■ Task brief: Go through the material below and copy all lines with "Inquiries".

■ Entries provided:
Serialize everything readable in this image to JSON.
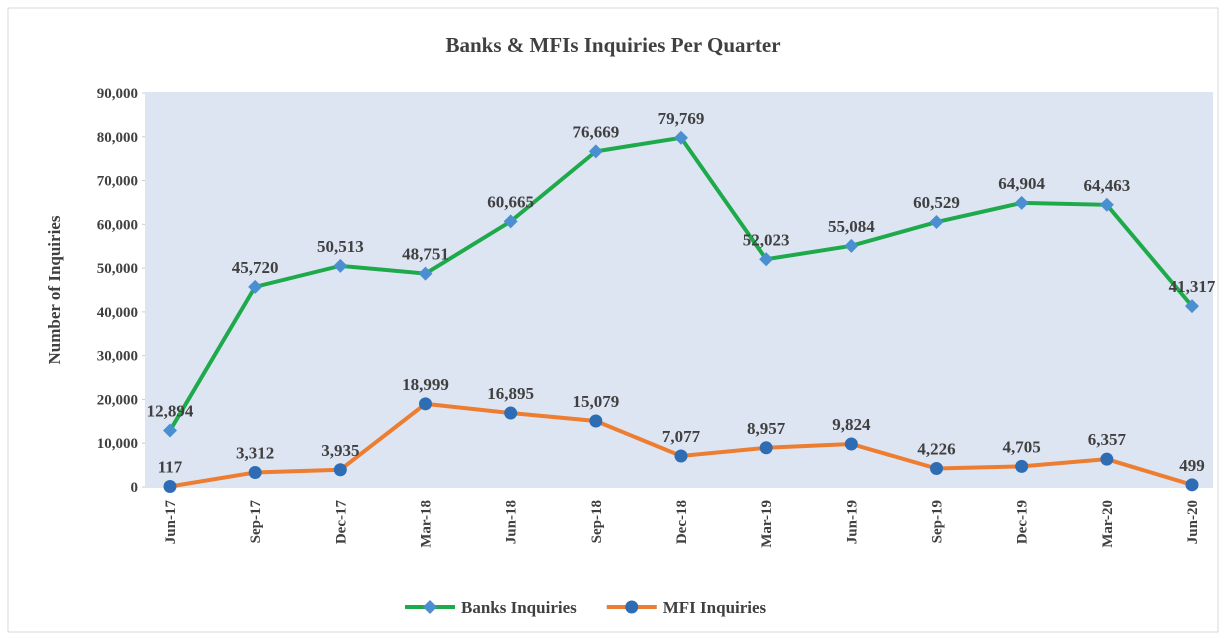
{
  "chart_data": {
    "type": "line",
    "title": "Banks & MFIs Inquiries Per Quarter",
    "y_label": "Number of Inquiries",
    "categories": [
      "Jun-17",
      "Sep-17",
      "Dec-17",
      "Mar-18",
      "Jun-18",
      "Sep-18",
      "Dec-18",
      "Mar-19",
      "Jun-19",
      "Sep-19",
      "Dec-19",
      "Mar-20",
      "Jun-20"
    ],
    "series": [
      {
        "name": "Banks Inquiries",
        "color": "#1eaa4b",
        "marker_color": "#4a90d0",
        "values": [
          12894,
          45720,
          50513,
          48751,
          60665,
          76669,
          79769,
          52023,
          55084,
          60529,
          64904,
          64463,
          41317
        ],
        "value_labels": [
          "12,894",
          "45,720",
          "50,513",
          "48,751",
          "60,665",
          "76,669",
          "79,769",
          "52,023",
          "55,084",
          "60,529",
          "64,904",
          "64,463",
          "41,317"
        ]
      },
      {
        "name": "MFI Inquiries",
        "color": "#ed7d31",
        "marker_color": "#2e6db4",
        "values": [
          117,
          3312,
          3935,
          18999,
          16895,
          15079,
          7077,
          8957,
          9824,
          4226,
          4705,
          6357,
          499
        ],
        "value_labels": [
          "117",
          "3,312",
          "3,935",
          "18,999",
          "16,895",
          "15,079",
          "7,077",
          "8,957",
          "9,824",
          "4,226",
          "4,705",
          "6,357",
          "499"
        ]
      }
    ],
    "ylim": [
      0,
      90000
    ],
    "yticks": [
      0,
      {
        "value": 10000,
        "label": "10,000"
      },
      {
        "value": 20000,
        "label": "20,000"
      },
      {
        "value": 30000,
        "label": "30,000"
      },
      {
        "value": 40000,
        "label": "40,000"
      },
      {
        "value": 50000,
        "label": "50,000"
      },
      {
        "value": 60000,
        "label": "60,000"
      },
      {
        "value": 70000,
        "label": "70,000"
      },
      {
        "value": 80000,
        "label": "80,000"
      },
      {
        "value": 90000,
        "label": "90,000"
      }
    ],
    "legend": "bottom"
  }
}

■ Solution for this exercise:
    "title": "Banks & MFIs Inquiries Per Quarter",
    "y_label": "Number of Inquiries",
        "name": "Banks Inquiries",
        "name": "MFI Inquiries",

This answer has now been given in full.